*DATA FOR THIS TASK*
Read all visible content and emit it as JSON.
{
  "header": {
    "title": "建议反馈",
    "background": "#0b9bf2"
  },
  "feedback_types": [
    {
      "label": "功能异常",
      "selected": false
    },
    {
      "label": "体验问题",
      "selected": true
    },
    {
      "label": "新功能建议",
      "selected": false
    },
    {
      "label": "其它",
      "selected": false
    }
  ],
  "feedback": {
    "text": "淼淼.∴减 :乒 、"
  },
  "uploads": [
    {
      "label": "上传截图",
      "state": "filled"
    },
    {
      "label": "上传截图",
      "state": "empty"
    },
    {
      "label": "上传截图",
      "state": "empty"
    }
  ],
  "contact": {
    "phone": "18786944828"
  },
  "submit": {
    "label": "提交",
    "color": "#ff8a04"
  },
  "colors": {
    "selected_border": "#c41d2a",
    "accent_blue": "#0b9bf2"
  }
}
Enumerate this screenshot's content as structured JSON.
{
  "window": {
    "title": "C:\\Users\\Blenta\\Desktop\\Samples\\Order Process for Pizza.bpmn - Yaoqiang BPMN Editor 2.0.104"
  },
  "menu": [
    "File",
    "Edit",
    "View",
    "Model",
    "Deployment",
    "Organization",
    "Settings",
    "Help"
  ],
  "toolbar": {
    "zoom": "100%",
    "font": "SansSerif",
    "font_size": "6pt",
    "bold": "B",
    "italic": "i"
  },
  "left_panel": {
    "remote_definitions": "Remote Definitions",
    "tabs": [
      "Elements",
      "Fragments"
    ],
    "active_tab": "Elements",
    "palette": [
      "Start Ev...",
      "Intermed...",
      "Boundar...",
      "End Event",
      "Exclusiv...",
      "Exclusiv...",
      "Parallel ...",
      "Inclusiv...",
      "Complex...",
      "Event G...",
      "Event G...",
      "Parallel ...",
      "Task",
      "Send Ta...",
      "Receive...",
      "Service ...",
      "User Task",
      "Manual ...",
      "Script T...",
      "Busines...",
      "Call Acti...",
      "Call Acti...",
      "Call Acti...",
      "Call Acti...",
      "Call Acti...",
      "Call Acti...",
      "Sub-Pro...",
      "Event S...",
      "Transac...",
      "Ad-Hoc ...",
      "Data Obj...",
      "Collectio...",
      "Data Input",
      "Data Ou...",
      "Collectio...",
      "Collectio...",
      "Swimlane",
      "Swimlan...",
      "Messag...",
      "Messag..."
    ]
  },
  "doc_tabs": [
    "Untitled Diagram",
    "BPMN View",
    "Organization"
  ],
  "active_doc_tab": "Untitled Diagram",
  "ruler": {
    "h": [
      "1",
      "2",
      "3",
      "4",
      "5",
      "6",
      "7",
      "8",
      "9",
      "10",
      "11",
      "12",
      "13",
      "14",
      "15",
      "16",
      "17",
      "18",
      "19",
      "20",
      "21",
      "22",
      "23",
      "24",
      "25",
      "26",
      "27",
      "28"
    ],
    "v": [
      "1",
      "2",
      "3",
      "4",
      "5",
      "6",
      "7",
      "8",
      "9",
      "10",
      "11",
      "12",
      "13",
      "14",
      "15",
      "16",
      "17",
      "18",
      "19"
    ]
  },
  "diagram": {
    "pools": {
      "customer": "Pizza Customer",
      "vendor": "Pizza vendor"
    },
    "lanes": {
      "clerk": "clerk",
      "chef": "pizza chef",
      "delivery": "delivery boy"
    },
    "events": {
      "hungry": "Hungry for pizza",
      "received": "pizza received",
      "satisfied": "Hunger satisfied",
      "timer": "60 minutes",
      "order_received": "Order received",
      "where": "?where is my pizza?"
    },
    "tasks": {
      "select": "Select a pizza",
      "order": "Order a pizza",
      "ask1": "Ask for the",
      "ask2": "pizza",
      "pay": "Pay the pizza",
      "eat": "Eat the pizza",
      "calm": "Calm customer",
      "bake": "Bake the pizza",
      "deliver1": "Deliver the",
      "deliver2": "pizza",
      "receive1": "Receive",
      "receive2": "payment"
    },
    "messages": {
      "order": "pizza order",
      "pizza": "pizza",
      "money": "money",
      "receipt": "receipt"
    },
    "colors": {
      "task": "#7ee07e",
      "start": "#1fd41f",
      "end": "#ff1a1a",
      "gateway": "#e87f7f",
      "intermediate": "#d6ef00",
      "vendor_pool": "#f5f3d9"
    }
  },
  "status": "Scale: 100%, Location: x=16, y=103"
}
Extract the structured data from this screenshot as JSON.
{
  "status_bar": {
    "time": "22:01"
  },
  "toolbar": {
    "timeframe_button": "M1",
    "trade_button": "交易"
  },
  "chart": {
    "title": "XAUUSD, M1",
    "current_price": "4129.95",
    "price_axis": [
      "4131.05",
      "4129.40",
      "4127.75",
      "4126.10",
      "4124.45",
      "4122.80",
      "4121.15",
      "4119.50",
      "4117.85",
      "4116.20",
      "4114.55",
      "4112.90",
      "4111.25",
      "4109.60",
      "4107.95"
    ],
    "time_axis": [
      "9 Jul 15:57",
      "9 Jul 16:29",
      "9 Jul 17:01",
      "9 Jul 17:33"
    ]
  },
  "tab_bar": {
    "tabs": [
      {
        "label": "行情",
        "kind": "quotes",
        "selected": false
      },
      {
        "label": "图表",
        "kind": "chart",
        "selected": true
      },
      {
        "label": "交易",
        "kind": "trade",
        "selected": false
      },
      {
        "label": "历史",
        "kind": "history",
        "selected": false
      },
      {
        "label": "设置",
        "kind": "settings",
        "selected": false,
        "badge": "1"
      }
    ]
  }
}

*TASK STATEMENT*
Once more, set down the full listing, verbatim.

*REPLY*
Read all visible content and emit it as JSON.
{
  "header": {
    "title": "建议反馈",
    "background": "#0b9bf2"
  },
  "feedback_types": [
    {
      "label": "功能异常",
      "selected": false
    },
    {
      "label": "体验问题",
      "selected": true
    },
    {
      "label": "新功能建议",
      "selected": false
    },
    {
      "label": "其它",
      "selected": false
    }
  ],
  "feedback": {
    "text": "淼淼.∴减 :乒 、"
  },
  "uploads": [
    {
      "label": "上传截图",
      "state": "filled"
    },
    {
      "label": "上传截图",
      "state": "empty"
    },
    {
      "label": "上传截图",
      "state": "empty"
    }
  ],
  "contact": {
    "phone": "18786944828"
  },
  "submit": {
    "label": "提交",
    "color": "#ff8a04"
  },
  "colors": {
    "selected_border": "#c41d2a",
    "accent_blue": "#0b9bf2"
  }
}
Enumerate this screenshot's content as structured JSON.
{
  "window": {
    "title": "C:\\Users\\Blenta\\Desktop\\Samples\\Order Process for Pizza.bpmn - Yaoqiang BPMN Editor 2.0.104"
  },
  "menu": [
    "File",
    "Edit",
    "View",
    "Model",
    "Deployment",
    "Organization",
    "Settings",
    "Help"
  ],
  "toolbar": {
    "zoom": "100%",
    "font": "SansSerif",
    "font_size": "6pt",
    "bold": "B",
    "italic": "i"
  },
  "left_panel": {
    "remote_definitions": "Remote Definitions",
    "tabs": [
      "Elements",
      "Fragments"
    ],
    "active_tab": "Elements",
    "palette": [
      "Start Ev...",
      "Intermed...",
      "Boundar...",
      "End Event",
      "Exclusiv...",
      "Exclusiv...",
      "Parallel ...",
      "Inclusiv...",
      "Complex...",
      "Event G...",
      "Event G...",
      "Parallel ...",
      "Task",
      "Send Ta...",
      "Receive...",
      "Service ...",
      "User Task",
      "Manual ...",
      "Script T...",
      "Busines...",
      "Call Acti...",
      "Call Acti...",
      "Call Acti...",
      "Call Acti...",
      "Call Acti...",
      "Call Acti...",
      "Sub-Pro...",
      "Event S...",
      "Transac...",
      "Ad-Hoc ...",
      "Data Obj...",
      "Collectio...",
      "Data Input",
      "Data Ou...",
      "Collectio...",
      "Collectio...",
      "Swimlane",
      "Swimlan...",
      "Messag...",
      "Messag..."
    ]
  },
  "doc_tabs": [
    "Untitled Diagram",
    "BPMN View",
    "Organization"
  ],
  "active_doc_tab": "Untitled Diagram",
  "ruler": {
    "h": [
      "1",
      "2",
      "3",
      "4",
      "5",
      "6",
      "7",
      "8",
      "9",
      "10",
      "11",
      "12",
      "13",
      "14",
      "15",
      "16",
      "17",
      "18",
      "19",
      "20",
      "21",
      "22",
      "23",
      "24",
      "25",
      "26",
      "27",
      "28"
    ],
    "v": [
      "1",
      "2",
      "3",
      "4",
      "5",
      "6",
      "7",
      "8",
      "9",
      "10",
      "11",
      "12",
      "13",
      "14",
      "15",
      "16",
      "17",
      "18",
      "19"
    ]
  },
  "diagram": {
    "pools": {
      "customer": "Pizza Customer",
      "vendor": "Pizza vendor"
    },
    "lanes": {
      "clerk": "clerk",
      "chef": "pizza chef",
      "delivery": "delivery boy"
    },
    "events": {
      "hungry": "Hungry for pizza",
      "received": "pizza received",
      "satisfied": "Hunger satisfied",
      "timer": "60 minutes",
      "order_received": "Order received",
      "where": "?where is my pizza?"
    },
    "tasks": {
      "select": "Select a pizza",
      "order": "Order a pizza",
      "ask1": "Ask for the",
      "ask2": "pizza",
      "pay": "Pay the pizza",
      "eat": "Eat the pizza",
      "calm": "Calm customer",
      "bake": "Bake the pizza",
      "deliver1": "Deliver the",
      "deliver2": "pizza",
      "receive1": "Receive",
      "receive2": "payment"
    },
    "messages": {
      "order": "pizza order",
      "pizza": "pizza",
      "money": "money",
      "receipt": "receipt"
    },
    "colors": {
      "task": "#7ee07e",
      "start": "#1fd41f",
      "end": "#ff1a1a",
      "gateway": "#e87f7f",
      "intermediate": "#d6ef00",
      "vendor_pool": "#f5f3d9"
    }
  },
  "status": "Scale: 100%, Location: x=16, y=103"
}
Extract the structured data from this screenshot as JSON.
{
  "status_bar": {
    "time": "22:01"
  },
  "toolbar": {
    "timeframe_button": "M1",
    "trade_button": "交易"
  },
  "chart": {
    "title": "XAUUSD, M1",
    "current_price": "4129.95",
    "price_axis": [
      "4131.05",
      "4129.40",
      "4127.75",
      "4126.10",
      "4124.45",
      "4122.80",
      "4121.15",
      "4119.50",
      "4117.85",
      "4116.20",
      "4114.55",
      "4112.90",
      "4111.25",
      "4109.60",
      "4107.95"
    ],
    "time_axis": [
      "9 Jul 15:57",
      "9 Jul 16:29",
      "9 Jul 17:01",
      "9 Jul 17:33"
    ]
  },
  "tab_bar": {
    "tabs": [
      {
        "label": "行情",
        "kind": "quotes",
        "selected": false
      },
      {
        "label": "图表",
        "kind": "chart",
        "selected": true
      },
      {
        "label": "交易",
        "kind": "trade",
        "selected": false
      },
      {
        "label": "历史",
        "kind": "history",
        "selected": false
      },
      {
        "label": "设置",
        "kind": "settings",
        "selected": false,
        "badge": "1"
      }
    ]
  }
}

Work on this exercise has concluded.